Saturday, March 2, 2013

Week 30

I'm already kicking myself for not writing more about this pregnancy.  Not that I think Miles will care one tiny little bit.  I remember myself asking friends who had been pregnant about when certain things happened and them being able to kinda tell me. Now I'm getting those questions.. when did you start showing? When could Trevor feel the baby? When did you get more energy....and I can sort of remember.

I can not believe we are into the final countdown of single digit weeks.  9 weeks, 4 days? Although, my great friend Delivery Nurse Mandy, told me if I make it to 38 weeks I'm golden.  I'm hoping/praying/telling the universe that Miles WILL be a small baby THEN get glorious and chubby.  So if you see me trekking around the neighborhood with a bottle of caster-oil at 38 weeks, that's why.

I go to the doctor Monday for my 31 week appointment and I'm hoping he'll tell me when my last day at school can be.  Goal: Don't go into labor at school.  I also am already waddling from my classroom to the office as few times each day as humanly possible.  Seriously, my students do 3/4 of my errands and I love it.  I'm also excited/nervous at the fact that I'm not going to teach next year.  I wonder how I'll feel next fall when all my teacher friends are getting their classrooms geared up. A lot of praying and penny pinching and my plan is to be home cleaning our house, reading books to Miles, and spending more time with Trevor as he finishes his last year of classes before his Pharmacy rotations.

§

- Questions -
• A. Answer these questions using the Week 30 blog post:
(i) Who told the writer that reaching 38 weeks would be "golden"?
(ii) Which week's appointment does the writer have on Monday?
(iii) What is Trevor finishing before his Pharmacy rotations?
• B. Does each statement agree with the Week 30 blog post? Answer yes or no, and quote the words from the post that decide it.
(i) The writer plans to teach again next year.
(ii) The writer's students handle most of the writer's errands.
(iii) The writer hopes Miles will be a large baby at birth.
• C. Continue the Week 30 blog post from its last sentence.
The material that comes next has no connection to the Week 30 blog post.

§

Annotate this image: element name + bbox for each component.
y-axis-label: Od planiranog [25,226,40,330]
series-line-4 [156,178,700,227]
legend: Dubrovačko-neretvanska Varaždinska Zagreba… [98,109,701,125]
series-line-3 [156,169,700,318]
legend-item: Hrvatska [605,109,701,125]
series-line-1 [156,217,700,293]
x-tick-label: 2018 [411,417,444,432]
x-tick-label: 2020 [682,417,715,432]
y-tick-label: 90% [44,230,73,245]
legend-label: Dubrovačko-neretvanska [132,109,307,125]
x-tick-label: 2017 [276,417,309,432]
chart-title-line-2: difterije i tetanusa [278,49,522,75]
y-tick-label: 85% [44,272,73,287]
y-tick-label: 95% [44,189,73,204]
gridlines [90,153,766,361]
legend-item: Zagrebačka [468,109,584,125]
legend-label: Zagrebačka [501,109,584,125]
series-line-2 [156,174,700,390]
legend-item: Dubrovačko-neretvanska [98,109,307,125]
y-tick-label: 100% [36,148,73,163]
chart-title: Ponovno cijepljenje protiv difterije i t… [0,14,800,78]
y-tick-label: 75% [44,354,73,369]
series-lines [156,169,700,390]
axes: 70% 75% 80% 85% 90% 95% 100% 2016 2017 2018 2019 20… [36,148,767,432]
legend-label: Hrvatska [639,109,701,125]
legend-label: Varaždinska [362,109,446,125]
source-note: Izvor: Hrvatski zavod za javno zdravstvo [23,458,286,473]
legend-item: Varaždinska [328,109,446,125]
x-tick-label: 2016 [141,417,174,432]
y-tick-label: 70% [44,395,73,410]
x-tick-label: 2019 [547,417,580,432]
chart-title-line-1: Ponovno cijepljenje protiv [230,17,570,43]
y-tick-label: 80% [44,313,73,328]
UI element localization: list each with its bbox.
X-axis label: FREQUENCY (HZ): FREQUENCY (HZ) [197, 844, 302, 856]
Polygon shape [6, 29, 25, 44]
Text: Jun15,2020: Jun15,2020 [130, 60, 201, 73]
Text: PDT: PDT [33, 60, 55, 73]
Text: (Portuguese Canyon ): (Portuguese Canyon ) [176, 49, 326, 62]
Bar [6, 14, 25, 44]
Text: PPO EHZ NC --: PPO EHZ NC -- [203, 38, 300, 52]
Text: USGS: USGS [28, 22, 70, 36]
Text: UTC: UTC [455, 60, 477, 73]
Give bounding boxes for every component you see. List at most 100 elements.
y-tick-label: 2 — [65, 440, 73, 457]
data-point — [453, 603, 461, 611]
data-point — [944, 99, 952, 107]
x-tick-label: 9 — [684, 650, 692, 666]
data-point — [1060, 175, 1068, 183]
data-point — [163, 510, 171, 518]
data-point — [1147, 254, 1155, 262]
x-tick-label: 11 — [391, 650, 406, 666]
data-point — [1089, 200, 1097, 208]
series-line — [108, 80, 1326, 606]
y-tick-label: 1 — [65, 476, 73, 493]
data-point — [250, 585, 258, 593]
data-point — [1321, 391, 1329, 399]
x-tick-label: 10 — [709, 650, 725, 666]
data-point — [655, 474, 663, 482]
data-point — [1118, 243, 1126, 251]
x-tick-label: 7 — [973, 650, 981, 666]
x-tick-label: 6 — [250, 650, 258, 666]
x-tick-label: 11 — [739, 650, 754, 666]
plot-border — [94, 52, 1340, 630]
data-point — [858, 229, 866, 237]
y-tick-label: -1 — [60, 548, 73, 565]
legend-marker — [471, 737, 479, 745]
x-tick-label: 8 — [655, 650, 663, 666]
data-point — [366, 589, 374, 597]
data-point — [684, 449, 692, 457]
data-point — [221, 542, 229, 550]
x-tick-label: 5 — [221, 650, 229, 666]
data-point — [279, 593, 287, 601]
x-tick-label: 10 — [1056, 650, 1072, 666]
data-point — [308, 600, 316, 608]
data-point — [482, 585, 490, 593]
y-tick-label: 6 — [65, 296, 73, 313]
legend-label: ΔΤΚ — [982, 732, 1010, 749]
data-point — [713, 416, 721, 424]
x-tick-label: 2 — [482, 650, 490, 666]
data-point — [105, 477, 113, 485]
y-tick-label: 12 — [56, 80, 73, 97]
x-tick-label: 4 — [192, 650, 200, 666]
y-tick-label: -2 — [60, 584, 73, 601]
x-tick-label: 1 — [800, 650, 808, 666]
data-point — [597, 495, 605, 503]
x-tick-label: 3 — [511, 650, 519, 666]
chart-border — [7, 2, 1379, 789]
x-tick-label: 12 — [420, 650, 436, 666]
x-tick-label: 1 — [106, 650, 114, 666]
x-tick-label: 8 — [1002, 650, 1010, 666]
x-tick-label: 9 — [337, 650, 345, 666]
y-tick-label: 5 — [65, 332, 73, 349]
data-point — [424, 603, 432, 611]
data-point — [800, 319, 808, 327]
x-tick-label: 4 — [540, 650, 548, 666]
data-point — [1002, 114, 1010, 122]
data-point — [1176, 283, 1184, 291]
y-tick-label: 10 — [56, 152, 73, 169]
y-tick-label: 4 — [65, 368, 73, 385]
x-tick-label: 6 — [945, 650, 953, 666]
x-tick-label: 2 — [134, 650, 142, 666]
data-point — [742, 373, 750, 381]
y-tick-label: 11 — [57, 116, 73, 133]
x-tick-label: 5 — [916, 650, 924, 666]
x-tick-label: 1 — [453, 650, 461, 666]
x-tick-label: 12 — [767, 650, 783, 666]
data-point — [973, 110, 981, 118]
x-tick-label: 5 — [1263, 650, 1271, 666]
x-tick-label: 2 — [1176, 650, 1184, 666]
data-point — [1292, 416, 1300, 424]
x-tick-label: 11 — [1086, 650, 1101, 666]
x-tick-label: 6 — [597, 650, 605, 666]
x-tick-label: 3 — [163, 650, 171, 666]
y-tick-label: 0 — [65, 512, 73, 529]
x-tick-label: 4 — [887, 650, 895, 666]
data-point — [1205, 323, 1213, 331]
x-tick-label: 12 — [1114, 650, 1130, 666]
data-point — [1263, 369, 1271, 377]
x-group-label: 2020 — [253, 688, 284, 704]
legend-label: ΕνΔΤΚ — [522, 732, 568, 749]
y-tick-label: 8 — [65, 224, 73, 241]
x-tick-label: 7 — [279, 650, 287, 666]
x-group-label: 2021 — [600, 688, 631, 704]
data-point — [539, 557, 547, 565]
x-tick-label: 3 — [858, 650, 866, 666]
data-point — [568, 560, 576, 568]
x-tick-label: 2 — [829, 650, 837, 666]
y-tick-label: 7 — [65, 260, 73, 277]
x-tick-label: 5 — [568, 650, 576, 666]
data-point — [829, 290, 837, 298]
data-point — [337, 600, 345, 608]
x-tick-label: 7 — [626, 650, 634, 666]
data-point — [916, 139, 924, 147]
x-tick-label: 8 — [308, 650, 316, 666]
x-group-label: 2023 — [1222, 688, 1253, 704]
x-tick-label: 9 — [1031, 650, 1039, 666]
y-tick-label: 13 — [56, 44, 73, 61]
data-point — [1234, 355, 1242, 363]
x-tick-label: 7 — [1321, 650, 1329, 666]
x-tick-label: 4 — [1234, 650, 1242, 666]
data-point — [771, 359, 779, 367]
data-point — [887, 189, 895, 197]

§

- Written answers -
• A.
(i) Delivery Nurse Mandy
(ii) The 31 week appointment
(iii) His last year of classes

• B.
(i) No: "I'm also excited/nervous at the fact that I'm not going to teach next year."
(ii) Yes: "Seriously, my students do 3/4 of my errands and I love it."
(iii) No: "I'm hoping/praying/telling the universe that Miles WILL be a small baby THEN get glorious and chubby."

• C.
Public Announcement: I don't care how you give birth.  Choose a c-section, all the (legal) drugs you want, push that baby out at home. I don't give one iota.  Why do other woman care so much about how others give birth? You got that baby there, you get it out. Seems easy.

I've been finding out more and more awesome people who I know will be giving birth in 2013.  I think it's going to be a good year to be born.  Miles will be in some very good company.  I felt more excited about their baby news then my own.  (Probably because I was in shock that it happened so fast) Anyway, take comfort world, 2013 is going to be a good year of kiddos.

1 comment:

  1. Unfortunately, I was told that unless I had a high-risk pregnancy, my last day of work would be basically "when I have the baby." (That is, as it pertains to getting your short-term disability payments from your employer.) But you had this appointment last week. Did they tell you anything different?

    So glad you're going to get to stay at home!